■ Work to complete
Every line must be returned precisely as it is written.

■ Source data

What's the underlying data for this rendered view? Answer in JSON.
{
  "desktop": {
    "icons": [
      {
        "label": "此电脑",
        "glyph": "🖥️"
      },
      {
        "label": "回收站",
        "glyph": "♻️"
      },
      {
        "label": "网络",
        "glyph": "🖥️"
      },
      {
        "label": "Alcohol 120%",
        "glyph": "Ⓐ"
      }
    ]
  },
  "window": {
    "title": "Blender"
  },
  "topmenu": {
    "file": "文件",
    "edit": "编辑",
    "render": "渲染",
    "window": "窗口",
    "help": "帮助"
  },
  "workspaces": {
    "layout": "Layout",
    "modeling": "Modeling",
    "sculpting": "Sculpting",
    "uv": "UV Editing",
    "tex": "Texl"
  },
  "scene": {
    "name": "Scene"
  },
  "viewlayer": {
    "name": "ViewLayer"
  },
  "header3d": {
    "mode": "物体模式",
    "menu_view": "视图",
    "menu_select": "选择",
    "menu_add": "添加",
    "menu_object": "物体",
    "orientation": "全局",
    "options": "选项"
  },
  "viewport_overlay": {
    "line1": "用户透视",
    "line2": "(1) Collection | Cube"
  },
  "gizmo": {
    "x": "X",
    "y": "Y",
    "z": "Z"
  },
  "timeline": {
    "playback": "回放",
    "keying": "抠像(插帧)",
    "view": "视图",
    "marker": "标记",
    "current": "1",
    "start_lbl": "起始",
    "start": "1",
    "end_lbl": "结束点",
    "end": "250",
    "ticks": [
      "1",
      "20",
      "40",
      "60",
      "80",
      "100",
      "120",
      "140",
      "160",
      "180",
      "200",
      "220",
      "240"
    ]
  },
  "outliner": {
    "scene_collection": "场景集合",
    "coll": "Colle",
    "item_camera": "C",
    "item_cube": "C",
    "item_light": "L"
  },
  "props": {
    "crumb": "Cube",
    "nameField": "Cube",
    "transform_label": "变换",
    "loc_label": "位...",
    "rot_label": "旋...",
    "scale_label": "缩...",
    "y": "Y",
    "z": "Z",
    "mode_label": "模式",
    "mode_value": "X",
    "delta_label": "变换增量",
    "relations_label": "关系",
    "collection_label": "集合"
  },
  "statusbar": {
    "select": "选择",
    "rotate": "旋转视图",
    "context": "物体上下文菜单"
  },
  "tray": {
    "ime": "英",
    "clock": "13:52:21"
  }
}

■ Expected answer
What's the underlying data for this rendered view? Answer in JSON.
{
  "desktop": {
    "icons": [
      {
        "label": "此电脑",
        "glyph": "🖥️"
      },
      {
        "label": "回收站",
        "glyph": "♻️"
      },
      {
        "label": "网络",
        "glyph": "🖥️"
      },
      {
        "label": "Alcohol 120%",
        "glyph": "Ⓐ"
      }
    ]
  },
  "window": {
    "title": "Blender"
  },
  "topmenu": {
    "file": "文件",
    "edit": "编辑",
    "render": "渲染",
    "window": "窗口",
    "help": "帮助"
  },
  "workspaces": {
    "layout": "Layout",
    "modeling": "Modeling",
    "sculpting": "Sculpting",
    "uv": "UV Editing",
    "tex": "Texl"
  },
  "scene": {
    "name": "Scene"
  },
  "viewlayer": {
    "name": "ViewLayer"
  },
  "header3d": {
    "mode": "物体模式",
    "menu_view": "视图",
    "menu_select": "选择",
    "menu_add": "添加",
    "menu_object": "物体",
    "orientation": "全局",
    "options": "选项"
  },
  "viewport_overlay": {
    "line1": "用户透视",
    "line2": "(1) Collection | Cube"
  },
  "gizmo": {
    "x": "X",
    "y": "Y",
    "z": "Z"
  },
  "timeline": {
    "playback": "回放",
    "keying": "抠像(插帧)",
    "view": "视图",
    "marker": "标记",
    "current": "1",
    "start_lbl": "起始",
    "start": "1",
    "end_lbl": "结束点",
    "end": "250",
    "ticks": [
      "1",
      "20",
      "40",
      "60",
      "80",
      "100",
      "120",
      "140",
      "160",
      "180",
      "200",
      "220",
      "240"
    ]
  },
  "outliner": {
    "scene_collection": "场景集合",
    "coll": "Colle",
    "item_camera": "C",
    "item_cube": "C",
    "item_light": "L"
  },
  "props": {
    "crumb": "Cube",
    "nameField": "Cube",
    "transform_label": "变换",
    "loc_label": "位...",
    "rot_label": "旋...",
    "scale_label": "缩...",
    "y": "Y",
    "z": "Z",
    "mode_label": "模式",
    "mode_value": "X",
    "delta_label": "变换增量",
    "relations_label": "关系",
    "collection_label": "集合"
  },
  "statusbar": {
    "select": "选择",
    "rotate": "旋转视图",
    "context": "物体上下文菜单"
  },
  "tray": {
    "ime": "英",
    "clock": "13:52:21"
  }
}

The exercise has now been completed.